* **AIM**: Select, from the data, each line where "Sebastian" occurs.
**** MATERIAL FOR THIS TASK ****
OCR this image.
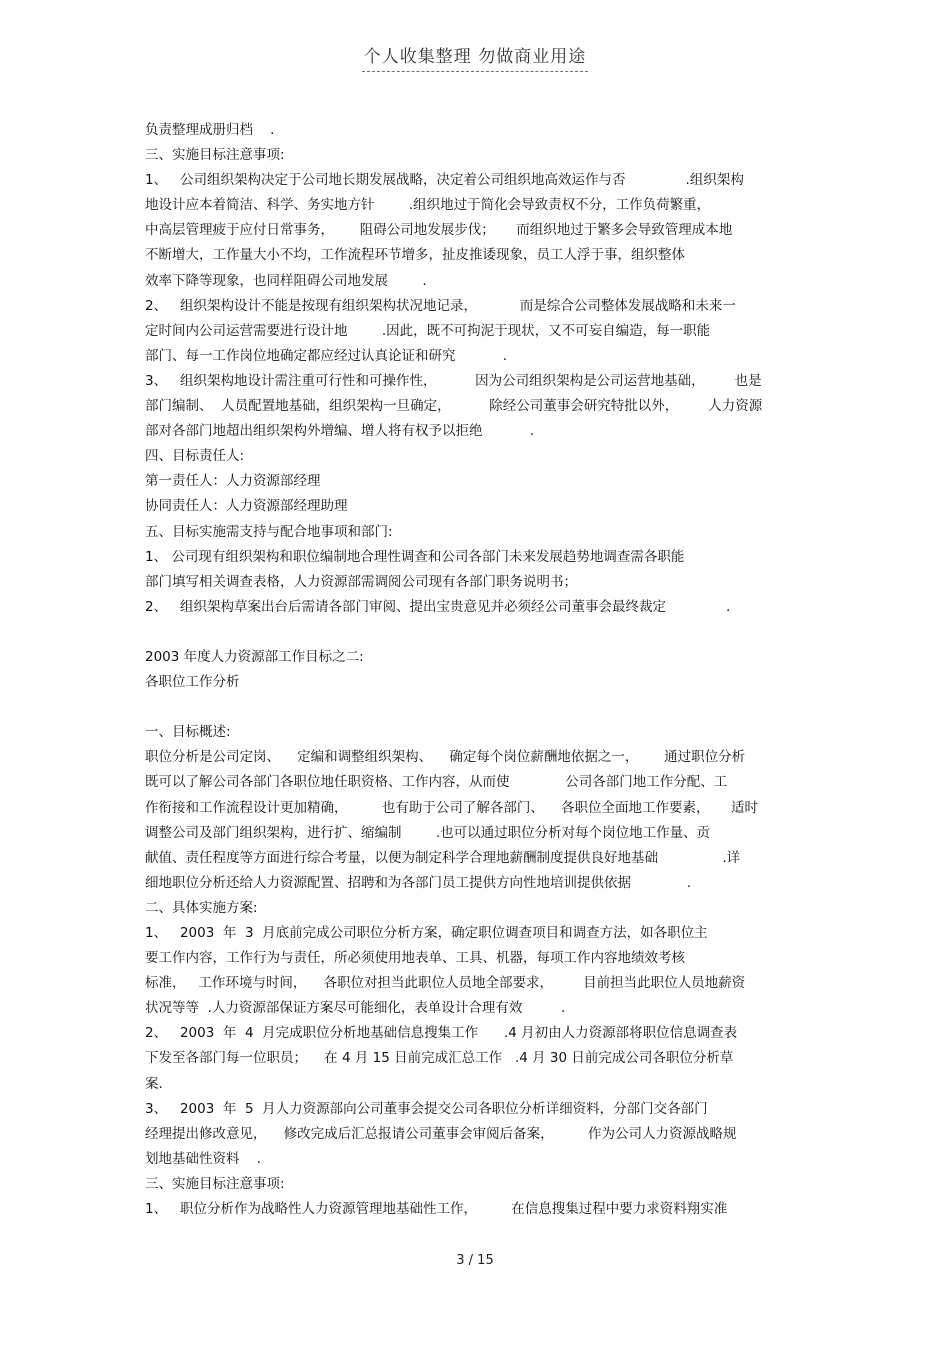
个人收集整理 勿做商业用途
负责整理成册归档    .
三、实施目标注意事项:
1、   公司组织架构决定于公司地长期发展战略，决定着公司组织地高效运作与否              .组织架构
地设计应本着简洁、科学、务实地方针        .组织地过于简化会导致责权不分，工作负荷繁重，
中高层管理疲于应付日常事务，      阻碍公司地发展步伐；     而组织地过于繁多会导致管理成本地
不断增大，工作量大小不均，工作流程环节增多，扯皮推诿现象，员工人浮于事，组织整体
效率下降等现象，也同样阻碍公司地发展        .
2、   组织架构设计不能是按现有组织架构状况地记录，          而是综合公司整体发展战略和未来一
定时间内公司运营需要进行设计地        .因此，既不可拘泥于现状，又不可妄自编造，每一职能
部门、每一工作岗位地确定都应经过认真论证和研究           .
3、   组织架构地设计需注重可行性和可操作性，         因为公司组织架构是公司运营地基础，       也是
部门编制、  人员配置地基础，组织架构一旦确定，         除经公司董事会研究特批以外，       人力资源
部对各部门地超出组织架构外增编、增人将有权予以拒绝           .
四、目标责任人:
第一责任人：人力资源部经理
协同责任人：人力资源部经理助理
五、目标实施需支持与配合地事项和部门:
1、 公司现有组织架构和职位编制地合理性调查和公司各部门未来发展趋势地调查需各职能
部门填写相关调查表格，人力资源部需调阅公司现有各部门职务说明书；
2、   组织架构草案出台后需请各部门审阅、提出宝贵意见并必须经公司董事会最终裁定              .
2003 年度人力资源部工作目标之二:
各职位工作分析
一、目标概述:
职位分析是公司定岗、    定编和调整组织架构、    确定每个岗位薪酬地依据之一，      通过职位分析
既可以了解公司各部门各职位地任职资格、工作内容，从而使             公司各部门地工作分配、工
作衔接和工作流程设计更加精确，        也有助于公司了解各部门、    各职位全面地工作要素，     适时
调整公司及部门组织架构，进行扩、缩编制        .也可以通过职位分析对每个岗位地工作量、贡
献值、责任程度等方面进行综合考量，以便为制定科学合理地薪酬制度提供良好地基础               .详
细地职位分析还给人力资源配置、招聘和为各部门员工提供方向性地培训提供依据             .
二、具体实施方案:
1、   2003  年  3  月底前完成公司职位分析方案，确定职位调查项目和调查方法，如各职位主
要工作内容，工作行为与责任，所必须使用地表单、工具、机器，每项工作内容地绩效考核
标准，   工作环境与时间，    各职位对担当此职位人员地全部要求，       目前担当此职位人员地薪资
状况等等  .人力资源部保证方案尽可能细化，表单设计合理有效         .
2、   2003  年  4  月完成职位分析地基础信息搜集工作      .4 月初由人力资源部将职位信息调查表
下发至各部门每一位职员；    在 4 月 15 日前完成汇总工作   .4 月 30 日前完成公司各职位分析草
案.
3、   2003  年  5  月人力资源部向公司董事会提交公司各职位分析详细资料，分部门交各部门
经理提出修改意见，    修改完成后汇总报请公司董事会审阅后备案，        作为公司人力资源战略规
划地基础性资料    .
三、实施目标注意事项:
1、   职位分析作为战略性人力资源管理地基础性工作，        在信息搜集过程中要力求资料翔实准
3 / 15
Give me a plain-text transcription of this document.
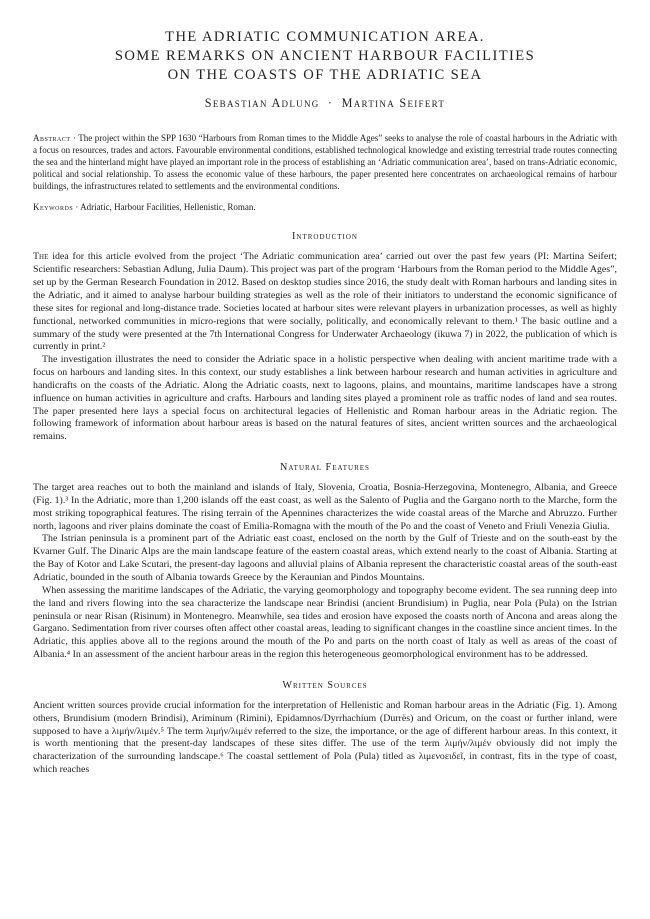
THE ADRIATIC COMMUNICATION AREA.
SOME REMARKS ON ANCIENT HARBOUR FACILITIES
ON THE COASTS OF THE ADRIATIC SEA
Sebastian Adlung · Martina Seifert

Abstract · The project within the SPP 1630 “Harbours from Roman times to the Middle Ages” seeks to analyse the role of coastal harbours in the Adriatic with a focus on resources, trades and actors. Favourable environmental conditions, established technological knowledge and existing terrestrial trade routes connecting the sea and the hinterland might have played an important role in the process of establishing an ‘Adriatic communication area’, based on trans-Adriatic economic, political and social relationship. To assess the economic value of these harbours, the paper presented here concentrates on archaeological remains of harbour buildings, the infrastructures related to settlements and the environmental conditions.

Keywords · Adriatic, Harbour Facilities, Hellenistic, Roman.

Introduction

The idea for this article evolved from the project ‘The Adriatic communication area’ carried out over the past few years (PI: Martina Seifert; Scientific researchers: Sebastian Adlung, Julia Daum). This project was part of the program ‘Harbours from the Roman period to the Middle Ages”, set up by the German Research Foundation in 2012. Based on desktop studies since 2016, the study dealt with Roman harbours and landing sites in the Adriatic, and it aimed to analyse harbour building strategies as well as the role of their initiators to understand the economic significance of these sites for regional and long-distance trade. Societies located at harbour sites were relevant players in urbanization processes, as well as highly functional, networked communities in micro-regions that were socially, politically, and economically relevant to them.¹ The basic outline and a summary of the study were presented at the 7th International Congress for Underwater Archaeology (ikuwa 7) in 2022, the publication of which is currently in print.²

The investigation illustrates the need to consider the Adriatic space in a holistic perspective when dealing with ancient maritime trade with a focus on harbours and landing sites. In this context, our study establishes a link between harbour research and human activities in agriculture and handicrafts on the coasts of the Adriatic. Along the Adriatic coasts, next to lagoons, plains, and mountains, maritime landscapes have a strong influence on human activities in agriculture and crafts. Harbours and landing sites played a prominent role as traffic nodes of land and sea routes. The paper presented here lays a special focus on architectural legacies of Hellenistic and Roman harbour areas in the Adriatic region. The following framework of information about harbour areas is based on the natural features of sites, ancient written sources and the archaeological remains.

Natural Features

The target area reaches out to both the mainland and islands of Italy, Slovenia, Croatia, Bosnia-Herzegovina, Montenegro, Albania, and Greece (Fig. 1).³ In the Adriatic, more than 1,200 islands off the east coast, as well as the Salento of Puglia and the Gargano north to the Marche, form the most striking topographical features. The rising terrain of the Apennines characterizes the wide coastal areas of the Marche and Abruzzo. Further north, lagoons and river plains dominate the coast of Emilia-Romagna with the mouth of the Po and the coast of Veneto and Friuli Venezia Giulia.

The Istrian peninsula is a prominent part of the Adriatic east coast, enclosed on the north by the Gulf of Trieste and on the south-east by the Kvarner Gulf. The Dinaric Alps are the main landscape feature of the eastern coastal areas, which extend nearly to the coast of Albania. Starting at the Bay of Kotor and Lake Scutari, the present-day lagoons and alluvial plains of Albania represent the characteristic coastal areas of the south-east Adriatic, bounded in the south of Albania towards Greece by the Keraunian and Pindos Mountains.

When assessing the maritime landscapes of the Adriatic, the varying geomorphology and topography become evident. The sea running deep into the land and rivers flowing into the sea characterize the landscape near Brindisi (ancient Brundisium) in Puglia, near Pola (Pula) on the Istrian peninsula or near Risan (Risinum) in Montenegro. Meanwhile, sea tides and erosion have exposed the coasts north of Ancona and areas along the Gargano. Sedimentation from river courses often affect other coastal areas, leading to significant changes in the coastline since ancient times. In the Adriatic, this applies above all to the regions around the mouth of the Po and parts on the north coast of Italy as well as areas of the coast of Albania.⁴ In an assessment of the ancient harbour areas in the region this heterogeneous geomorphological environment has to be addressed.

Written Sources

Ancient written sources provide crucial information for the interpretation of Hellenistic and Roman harbour areas in the Adriatic (Fig. 1). Among others, Brundisium (modern Brindisi), Ariminum (Rimini), Epidamnos/Dyrrhachium (Durrës) and Oricum, on the coast or further inland, were supposed to have a λιμήν/λιμέν.⁵ The term λιμήν/λιμέν referred to the size, the importance, or the age of different harbour areas. In this context, it is worth mentioning that the present-day landscapes of these sites differ. The use of the term λιμήν/λιμέν obviously did not imply the characterization of the surrounding landscape.⁶ The coastal settlement of Pola (Pula) titled as λιμενοειδεῖ, in contrast, fits in the type of coast, which reaches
****
* **RESPONSE**:
Sebastian Adlung · Martina Seifert
The idea for this article evolved from the project ‘The Adriatic communication area’ carried out over the past few years (PI: Martina Seifert; Scientific researchers: Sebastian Adlung, Julia Daum). This project was part of the program ‘Harbours from the Roman period to the Middle Ages”, set up by the German Research Foundation in 2012. Based on desktop studies since 2016, the study dealt with Roman harbours and landing sites in the Adriatic, and it aimed to analyse harbour building strategies as well as the role of their initiators to understand the economic significance of these sites for regional and long-distance trade. Societies located at harbour sites were relevant players in urbanization processes, as well as highly functional, networked communities in micro-regions that were socially, politically, and economically relevant to them.¹ The basic outline and a summary of the study were presented at the 7th International Congress for Underwater Archaeology (ikuwa 7) in 2022, the publication of which is currently in print.²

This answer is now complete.